→ **Prompt**
Transcribe the records that follow in their entirety, omitting any pictures.
■ ■ ■
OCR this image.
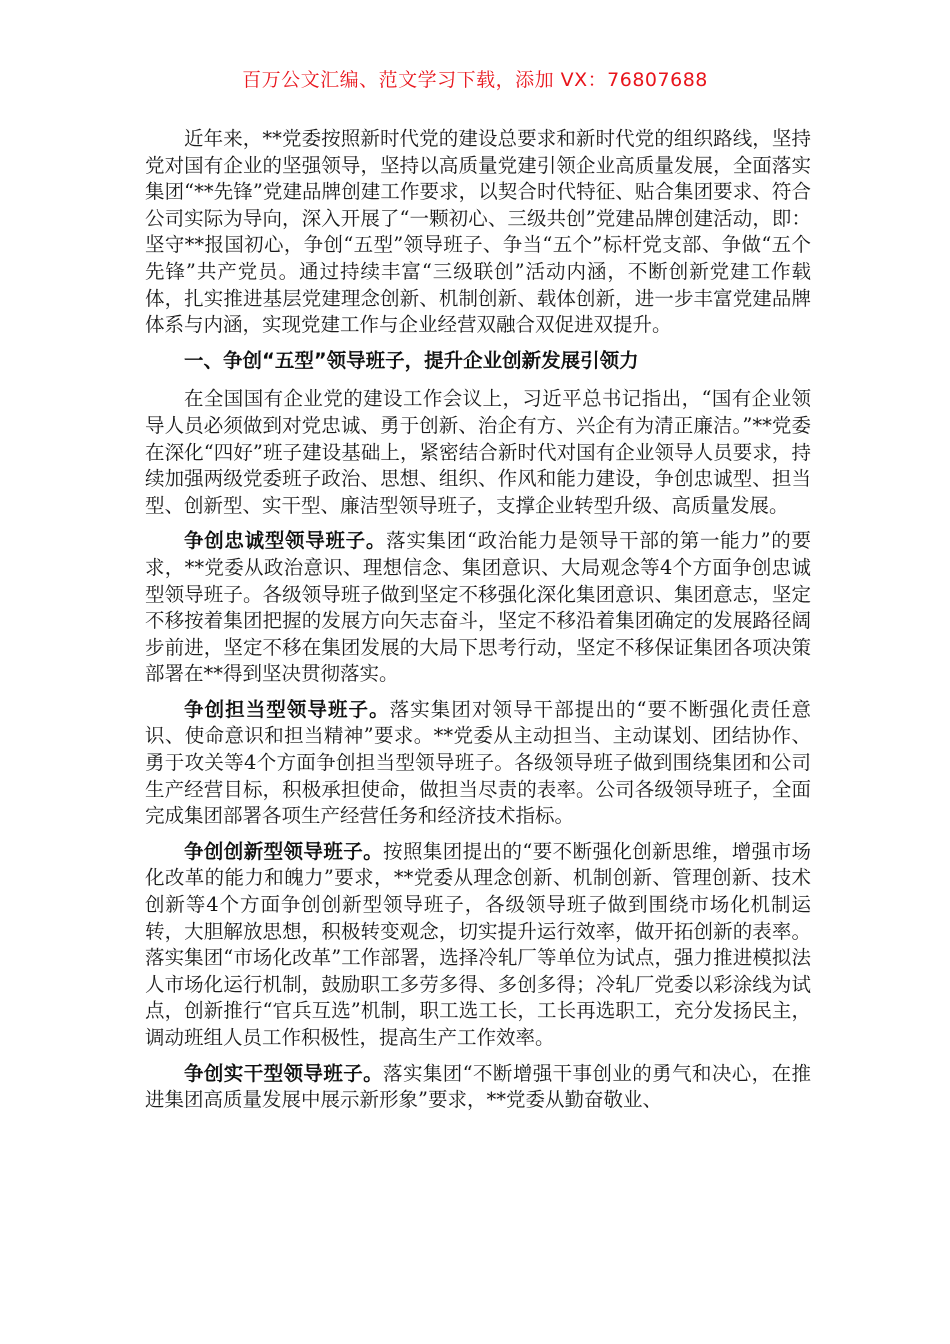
百万公文汇编、范文学习下载，添加 VX：76807688

近年来，**党委按照新时代党的建设总要求和新时代党的组织路线，坚持党对国有企业的坚强领导，坚持以高质量党建引领企业高质量发展，全面落实集团“**先锋”党建品牌创建工作要求，以契合时代特征、贴合集团要求、符合公司实际为导向，深入开展了“一颗初心、三级共创”党建品牌创建活动，即：坚守**报国初心，争创“五型”领导班子、争当“五个”标杆党支部、争做“五个先锋”共产党员。通过持续丰富“三级联创”活动内涵，不断创新党建工作载体，扎实推进基层党建理念创新、机制创新、载体创新，进一步丰富党建品牌体系与内涵，实现党建工作与企业经营双融合双促进双提升。

一、争创“五型”领导班子，提升企业创新发展引领力

在全国国有企业党的建设工作会议上，习近平总书记指出，“国有企业领导人员必须做到对党忠诚、勇于创新、治企有方、兴企有为清正廉洁。”**党委在深化“四好”班子建设基础上，紧密结合新时代对国有企业领导人员要求，持续加强两级党委班子政治、思想、组织、作风和能力建设，争创忠诚型、担当型、创新型、实干型、廉洁型领导班子，支撑企业转型升级、高质量发展。

争创忠诚型领导班子。落实集团“政治能力是领导干部的第一能力”的要求，**党委从政治意识、理想信念、集团意识、大局观念等4个方面争创忠诚型领导班子。各级领导班子做到坚定不移强化深化集团意识、集团意志，坚定不移按着集团把握的发展方向矢志奋斗，坚定不移沿着集团确定的发展路径阔步前进，坚定不移在集团发展的大局下思考行动，坚定不移保证集团各项决策部署在**得到坚决贯彻落实。

争创担当型领导班子。落实集团对领导干部提出的“要不断强化责任意识、使命意识和担当精神”要求。**党委从主动担当、主动谋划、团结协作、勇于攻关等4个方面争创担当型领导班子。各级领导班子做到围绕集团和公司生产经营目标，积极承担使命，做担当尽责的表率。公司各级领导班子，全面完成集团部署各项生产经营任务和经济技术指标。

争创创新型领导班子。按照集团提出的“要不断强化创新思维，增强市场化改革的能力和魄力”要求，**党委从理念创新、机制创新、管理创新、技术创新等4个方面争创创新型领导班子，各级领导班子做到围绕市场化机制运转，大胆解放思想，积极转变观念，切实提升运行效率，做开拓创新的表率。落实集团“市场化改革”工作部署，选择冷轧厂等单位为试点，强力推进模拟法人市场化运行机制，鼓励职工多劳多得、多创多得；冷轧厂党委以彩涂线为试点，创新推行“官兵互选”机制，职工选工长，工长再选职工，充分发扬民主，调动班组人员工作积极性，提高生产工作效率。

争创实干型领导班子。落实集团“不断增强干事创业的勇气和决心，在推进集团高质量发展中展示新形象”要求，**党委从勤奋敬业、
■ ■ ■
→ **Final result**
OCR this image.
百万公文汇编、范文学习下载，添加 VX：76807688

近年来，**党委按照新时代党的建设总要求和新时代党的组织路线，坚持党对国有企业的坚强领导，坚持以高质量党建引领企业高质量发展，全面落实集团“**先锋”党建品牌创建工作要求，以契合时代特征、贴合集团要求、符合公司实际为导向，深入开展了“一颗初心、三级共创”党建品牌创建活动，即：坚守**报国初心，争创“五型”领导班子、争当“五个”标杆党支部、争做“五个先锋”共产党员。通过持续丰富“三级联创”活动内涵，不断创新党建工作载体，扎实推进基层党建理念创新、机制创新、载体创新，进一步丰富党建品牌体系与内涵，实现党建工作与企业经营双融合双促进双提升。

一、争创“五型”领导班子，提升企业创新发展引领力

在全国国有企业党的建设工作会议上，习近平总书记指出，“国有企业领导人员必须做到对党忠诚、勇于创新、治企有方、兴企有为清正廉洁。”**党委在深化“四好”班子建设基础上，紧密结合新时代对国有企业领导人员要求，持续加强两级党委班子政治、思想、组织、作风和能力建设，争创忠诚型、担当型、创新型、实干型、廉洁型领导班子，支撑企业转型升级、高质量发展。

争创忠诚型领导班子。落实集团“政治能力是领导干部的第一能力”的要求，**党委从政治意识、理想信念、集团意识、大局观念等4个方面争创忠诚型领导班子。各级领导班子做到坚定不移强化深化集团意识、集团意志，坚定不移按着集团把握的发展方向矢志奋斗，坚定不移沿着集团确定的发展路径阔步前进，坚定不移在集团发展的大局下思考行动，坚定不移保证集团各项决策部署在**得到坚决贯彻落实。

争创担当型领导班子。落实集团对领导干部提出的“要不断强化责任意识、使命意识和担当精神”要求。**党委从主动担当、主动谋划、团结协作、勇于攻关等4个方面争创担当型领导班子。各级领导班子做到围绕集团和公司生产经营目标，积极承担使命，做担当尽责的表率。公司各级领导班子，全面完成集团部署各项生产经营任务和经济技术指标。

争创创新型领导班子。按照集团提出的“要不断强化创新思维，增强市场化改革的能力和魄力”要求，**党委从理念创新、机制创新、管理创新、技术创新等4个方面争创创新型领导班子，各级领导班子做到围绕市场化机制运转，大胆解放思想，积极转变观念，切实提升运行效率，做开拓创新的表率。落实集团“市场化改革”工作部署，选择冷轧厂等单位为试点，强力推进模拟法人市场化运行机制，鼓励职工多劳多得、多创多得；冷轧厂党委以彩涂线为试点，创新推行“官兵互选”机制，职工选工长，工长再选职工，充分发扬民主，调动班组人员工作积极性，提高生产工作效率。

争创实干型领导班子。落实集团“不断增强干事创业的勇气和决心，在推进集团高质量发展中展示新形象”要求，**党委从勤奋敬业、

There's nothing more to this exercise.